** Start of Supplied records **
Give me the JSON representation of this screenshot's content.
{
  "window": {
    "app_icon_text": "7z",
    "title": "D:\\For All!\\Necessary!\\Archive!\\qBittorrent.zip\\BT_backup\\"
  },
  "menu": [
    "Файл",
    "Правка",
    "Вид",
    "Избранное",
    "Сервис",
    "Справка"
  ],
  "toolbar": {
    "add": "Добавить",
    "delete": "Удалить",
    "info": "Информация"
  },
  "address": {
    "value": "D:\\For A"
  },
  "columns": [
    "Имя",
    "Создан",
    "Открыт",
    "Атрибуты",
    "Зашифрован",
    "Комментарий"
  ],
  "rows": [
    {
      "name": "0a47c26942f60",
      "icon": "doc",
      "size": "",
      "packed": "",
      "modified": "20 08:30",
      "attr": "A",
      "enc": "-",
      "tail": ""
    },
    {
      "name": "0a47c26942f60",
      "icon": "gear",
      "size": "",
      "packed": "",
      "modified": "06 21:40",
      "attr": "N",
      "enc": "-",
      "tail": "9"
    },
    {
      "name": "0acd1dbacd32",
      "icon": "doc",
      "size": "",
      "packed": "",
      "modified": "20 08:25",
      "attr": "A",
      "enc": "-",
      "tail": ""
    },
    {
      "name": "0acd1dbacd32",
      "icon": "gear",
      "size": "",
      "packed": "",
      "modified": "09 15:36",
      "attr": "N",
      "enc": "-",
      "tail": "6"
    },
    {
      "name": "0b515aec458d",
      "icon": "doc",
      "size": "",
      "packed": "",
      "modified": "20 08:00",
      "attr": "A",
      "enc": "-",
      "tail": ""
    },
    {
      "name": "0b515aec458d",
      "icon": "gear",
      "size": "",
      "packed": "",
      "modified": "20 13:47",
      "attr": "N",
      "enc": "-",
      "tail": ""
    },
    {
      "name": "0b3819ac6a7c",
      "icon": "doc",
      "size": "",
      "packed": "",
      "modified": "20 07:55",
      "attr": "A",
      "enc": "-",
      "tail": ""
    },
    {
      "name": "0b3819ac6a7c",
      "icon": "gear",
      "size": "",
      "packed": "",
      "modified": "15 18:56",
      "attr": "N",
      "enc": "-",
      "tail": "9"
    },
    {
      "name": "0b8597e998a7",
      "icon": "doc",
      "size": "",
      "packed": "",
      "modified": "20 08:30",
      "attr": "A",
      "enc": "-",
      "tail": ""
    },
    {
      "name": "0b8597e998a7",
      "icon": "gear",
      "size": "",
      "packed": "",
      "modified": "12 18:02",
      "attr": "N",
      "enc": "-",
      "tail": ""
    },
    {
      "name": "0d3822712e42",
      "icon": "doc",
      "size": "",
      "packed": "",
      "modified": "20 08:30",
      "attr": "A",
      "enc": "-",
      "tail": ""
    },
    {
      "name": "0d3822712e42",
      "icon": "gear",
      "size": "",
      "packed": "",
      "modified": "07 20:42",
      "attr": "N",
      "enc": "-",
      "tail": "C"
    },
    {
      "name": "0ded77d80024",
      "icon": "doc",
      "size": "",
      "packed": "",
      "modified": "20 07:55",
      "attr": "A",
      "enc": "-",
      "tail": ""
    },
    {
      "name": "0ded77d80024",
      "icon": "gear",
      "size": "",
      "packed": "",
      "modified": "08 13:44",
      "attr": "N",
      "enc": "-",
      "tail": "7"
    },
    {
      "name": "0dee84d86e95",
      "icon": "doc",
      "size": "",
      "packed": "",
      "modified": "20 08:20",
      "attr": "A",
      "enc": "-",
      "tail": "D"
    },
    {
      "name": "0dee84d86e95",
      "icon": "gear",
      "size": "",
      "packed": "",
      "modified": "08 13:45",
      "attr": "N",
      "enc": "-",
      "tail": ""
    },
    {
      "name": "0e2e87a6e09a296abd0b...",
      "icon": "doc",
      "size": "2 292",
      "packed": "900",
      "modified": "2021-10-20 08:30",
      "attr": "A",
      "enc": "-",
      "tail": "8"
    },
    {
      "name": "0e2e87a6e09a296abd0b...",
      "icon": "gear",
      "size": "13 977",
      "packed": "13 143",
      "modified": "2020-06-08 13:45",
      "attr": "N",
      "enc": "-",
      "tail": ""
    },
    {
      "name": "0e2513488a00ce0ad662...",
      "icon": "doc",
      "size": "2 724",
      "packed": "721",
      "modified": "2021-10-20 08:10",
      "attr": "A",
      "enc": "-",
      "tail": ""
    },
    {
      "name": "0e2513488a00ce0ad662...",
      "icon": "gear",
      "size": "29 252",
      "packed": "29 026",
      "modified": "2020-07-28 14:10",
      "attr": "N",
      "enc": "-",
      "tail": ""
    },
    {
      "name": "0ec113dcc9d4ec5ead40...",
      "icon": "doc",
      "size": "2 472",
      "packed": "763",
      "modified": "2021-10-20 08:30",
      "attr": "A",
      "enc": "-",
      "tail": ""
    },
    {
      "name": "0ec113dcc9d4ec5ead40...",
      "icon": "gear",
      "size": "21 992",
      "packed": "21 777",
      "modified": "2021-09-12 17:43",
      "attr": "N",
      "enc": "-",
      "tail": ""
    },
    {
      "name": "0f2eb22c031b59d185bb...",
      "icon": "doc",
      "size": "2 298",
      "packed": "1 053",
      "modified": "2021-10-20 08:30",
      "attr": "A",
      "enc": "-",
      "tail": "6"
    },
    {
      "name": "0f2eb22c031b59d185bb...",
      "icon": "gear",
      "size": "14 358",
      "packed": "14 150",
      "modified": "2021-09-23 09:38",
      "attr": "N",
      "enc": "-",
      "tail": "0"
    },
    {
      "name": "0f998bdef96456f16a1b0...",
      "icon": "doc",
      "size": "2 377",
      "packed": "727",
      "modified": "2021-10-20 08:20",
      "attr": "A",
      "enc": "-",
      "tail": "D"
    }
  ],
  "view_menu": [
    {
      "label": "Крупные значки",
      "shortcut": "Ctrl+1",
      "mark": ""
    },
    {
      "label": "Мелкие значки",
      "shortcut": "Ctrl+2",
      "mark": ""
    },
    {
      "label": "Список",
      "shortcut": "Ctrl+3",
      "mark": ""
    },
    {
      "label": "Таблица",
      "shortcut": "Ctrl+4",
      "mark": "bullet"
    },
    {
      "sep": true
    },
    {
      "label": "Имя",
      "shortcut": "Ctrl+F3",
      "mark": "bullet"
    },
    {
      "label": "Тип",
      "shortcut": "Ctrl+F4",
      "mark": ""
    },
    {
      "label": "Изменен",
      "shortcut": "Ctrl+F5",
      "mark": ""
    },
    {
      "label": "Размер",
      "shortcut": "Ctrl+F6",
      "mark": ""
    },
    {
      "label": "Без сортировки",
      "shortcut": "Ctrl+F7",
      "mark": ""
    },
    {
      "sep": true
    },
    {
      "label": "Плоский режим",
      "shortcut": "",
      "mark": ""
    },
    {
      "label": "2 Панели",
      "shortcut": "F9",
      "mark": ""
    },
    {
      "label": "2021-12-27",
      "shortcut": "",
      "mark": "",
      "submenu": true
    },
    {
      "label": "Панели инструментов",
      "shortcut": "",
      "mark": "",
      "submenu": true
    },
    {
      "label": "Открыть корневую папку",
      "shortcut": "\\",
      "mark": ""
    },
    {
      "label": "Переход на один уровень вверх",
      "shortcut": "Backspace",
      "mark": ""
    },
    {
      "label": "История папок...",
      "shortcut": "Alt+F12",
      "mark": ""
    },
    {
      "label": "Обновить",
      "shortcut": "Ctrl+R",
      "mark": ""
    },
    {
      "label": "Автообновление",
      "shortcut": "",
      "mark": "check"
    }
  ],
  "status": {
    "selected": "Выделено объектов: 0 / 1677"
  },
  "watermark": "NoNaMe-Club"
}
** End of Supplied records **
> What is needed:
Exactly reproduce every record.

> Answer to the exercise:
Give me the JSON representation of this screenshot's content.
{
  "window": {
    "app_icon_text": "7z",
    "title": "D:\\For All!\\Necessary!\\Archive!\\qBittorrent.zip\\BT_backup\\"
  },
  "menu": [
    "Файл",
    "Правка",
    "Вид",
    "Избранное",
    "Сервис",
    "Справка"
  ],
  "toolbar": {
    "add": "Добавить",
    "delete": "Удалить",
    "info": "Информация"
  },
  "address": {
    "value": "D:\\For A"
  },
  "columns": [
    "Имя",
    "Создан",
    "Открыт",
    "Атрибуты",
    "Зашифрован",
    "Комментарий"
  ],
  "rows": [
    {
      "name": "0a47c26942f60",
      "icon": "doc",
      "size": "",
      "packed": "",
      "modified": "20 08:30",
      "attr": "A",
      "enc": "-",
      "tail": ""
    },
    {
      "name": "0a47c26942f60",
      "icon": "gear",
      "size": "",
      "packed": "",
      "modified": "06 21:40",
      "attr": "N",
      "enc": "-",
      "tail": "9"
    },
    {
      "name": "0acd1dbacd32",
      "icon": "doc",
      "size": "",
      "packed": "",
      "modified": "20 08:25",
      "attr": "A",
      "enc": "-",
      "tail": ""
    },
    {
      "name": "0acd1dbacd32",
      "icon": "gear",
      "size": "",
      "packed": "",
      "modified": "09 15:36",
      "attr": "N",
      "enc": "-",
      "tail": "6"
    },
    {
      "name": "0b515aec458d",
      "icon": "doc",
      "size": "",
      "packed": "",
      "modified": "20 08:00",
      "attr": "A",
      "enc": "-",
      "tail": ""
    },
    {
      "name": "0b515aec458d",
      "icon": "gear",
      "size": "",
      "packed": "",
      "modified": "20 13:47",
      "attr": "N",
      "enc": "-",
      "tail": ""
    },
    {
      "name": "0b3819ac6a7c",
      "icon": "doc",
      "size": "",
      "packed": "",
      "modified": "20 07:55",
      "attr": "A",
      "enc": "-",
      "tail": ""
    },
    {
      "name": "0b3819ac6a7c",
      "icon": "gear",
      "size": "",
      "packed": "",
      "modified": "15 18:56",
      "attr": "N",
      "enc": "-",
      "tail": "9"
    },
    {
      "name": "0b8597e998a7",
      "icon": "doc",
      "size": "",
      "packed": "",
      "modified": "20 08:30",
      "attr": "A",
      "enc": "-",
      "tail": ""
    },
    {
      "name": "0b8597e998a7",
      "icon": "gear",
      "size": "",
      "packed": "",
      "modified": "12 18:02",
      "attr": "N",
      "enc": "-",
      "tail": ""
    },
    {
      "name": "0d3822712e42",
      "icon": "doc",
      "size": "",
      "packed": "",
      "modified": "20 08:30",
      "attr": "A",
      "enc": "-",
      "tail": ""
    },
    {
      "name": "0d3822712e42",
      "icon": "gear",
      "size": "",
      "packed": "",
      "modified": "07 20:42",
      "attr": "N",
      "enc": "-",
      "tail": "C"
    },
    {
      "name": "0ded77d80024",
      "icon": "doc",
      "size": "",
      "packed": "",
      "modified": "20 07:55",
      "attr": "A",
      "enc": "-",
      "tail": ""
    },
    {
      "name": "0ded77d80024",
      "icon": "gear",
      "size": "",
      "packed": "",
      "modified": "08 13:44",
      "attr": "N",
      "enc": "-",
      "tail": "7"
    },
    {
      "name": "0dee84d86e95",
      "icon": "doc",
      "size": "",
      "packed": "",
      "modified": "20 08:20",
      "attr": "A",
      "enc": "-",
      "tail": "D"
    },
    {
      "name": "0dee84d86e95",
      "icon": "gear",
      "size": "",
      "packed": "",
      "modified": "08 13:45",
      "attr": "N",
      "enc": "-",
      "tail": ""
    },
    {
      "name": "0e2e87a6e09a296abd0b...",
      "icon": "doc",
      "size": "2 292",
      "packed": "900",
      "modified": "2021-10-20 08:30",
      "attr": "A",
      "enc": "-",
      "tail": "8"
    },
    {
      "name": "0e2e87a6e09a296abd0b...",
      "icon": "gear",
      "size": "13 977",
      "packed": "13 143",
      "modified": "2020-06-08 13:45",
      "attr": "N",
      "enc": "-",
      "tail": ""
    },
    {
      "name": "0e2513488a00ce0ad662...",
      "icon": "doc",
      "size": "2 724",
      "packed": "721",
      "modified": "2021-10-20 08:10",
      "attr": "A",
      "enc": "-",
      "tail": ""
    },
    {
      "name": "0e2513488a00ce0ad662...",
      "icon": "gear",
      "size": "29 252",
      "packed": "29 026",
      "modified": "2020-07-28 14:10",
      "attr": "N",
      "enc": "-",
      "tail": ""
    },
    {
      "name": "0ec113dcc9d4ec5ead40...",
      "icon": "doc",
      "size": "2 472",
      "packed": "763",
      "modified": "2021-10-20 08:30",
      "attr": "A",
      "enc": "-",
      "tail": ""
    },
    {
      "name": "0ec113dcc9d4ec5ead40...",
      "icon": "gear",
      "size": "21 992",
      "packed": "21 777",
      "modified": "2021-09-12 17:43",
      "attr": "N",
      "enc": "-",
      "tail": ""
    },
    {
      "name": "0f2eb22c031b59d185bb...",
      "icon": "doc",
      "size": "2 298",
      "packed": "1 053",
      "modified": "2021-10-20 08:30",
      "attr": "A",
      "enc": "-",
      "tail": "6"
    },
    {
      "name": "0f2eb22c031b59d185bb...",
      "icon": "gear",
      "size": "14 358",
      "packed": "14 150",
      "modified": "2021-09-23 09:38",
      "attr": "N",
      "enc": "-",
      "tail": "0"
    },
    {
      "name": "0f998bdef96456f16a1b0...",
      "icon": "doc",
      "size": "2 377",
      "packed": "727",
      "modified": "2021-10-20 08:20",
      "attr": "A",
      "enc": "-",
      "tail": "D"
    }
  ],
  "view_menu": [
    {
      "label": "Крупные значки",
      "shortcut": "Ctrl+1",
      "mark": ""
    },
    {
      "label": "Мелкие значки",
      "shortcut": "Ctrl+2",
      "mark": ""
    },
    {
      "label": "Список",
      "shortcut": "Ctrl+3",
      "mark": ""
    },
    {
      "label": "Таблица",
      "shortcut": "Ctrl+4",
      "mark": "bullet"
    },
    {
      "sep": true
    },
    {
      "label": "Имя",
      "shortcut": "Ctrl+F3",
      "mark": "bullet"
    },
    {
      "label": "Тип",
      "shortcut": "Ctrl+F4",
      "mark": ""
    },
    {
      "label": "Изменен",
      "shortcut": "Ctrl+F5",
      "mark": ""
    },
    {
      "label": "Размер",
      "shortcut": "Ctrl+F6",
      "mark": ""
    },
    {
      "label": "Без сортировки",
      "shortcut": "Ctrl+F7",
      "mark": ""
    },
    {
      "sep": true
    },
    {
      "label": "Плоский режим",
      "shortcut": "",
      "mark": ""
    },
    {
      "label": "2 Панели",
      "shortcut": "F9",
      "mark": ""
    },
    {
      "label": "2021-12-27",
      "shortcut": "",
      "mark": "",
      "submenu": true
    },
    {
      "label": "Панели инструментов",
      "shortcut": "",
      "mark": "",
      "submenu": true
    },
    {
      "label": "Открыть корневую папку",
      "shortcut": "\\",
      "mark": ""
    },
    {
      "label": "Переход на один уровень вверх",
      "shortcut": "Backspace",
      "mark": ""
    },
    {
      "label": "История папок...",
      "shortcut": "Alt+F12",
      "mark": ""
    },
    {
      "label": "Обновить",
      "shortcut": "Ctrl+R",
      "mark": ""
    },
    {
      "label": "Автообновление",
      "shortcut": "",
      "mark": "check"
    }
  ],
  "status": {
    "selected": "Выделено объектов: 0 / 1677"
  },
  "watermark": "NoNaMe-Club"
}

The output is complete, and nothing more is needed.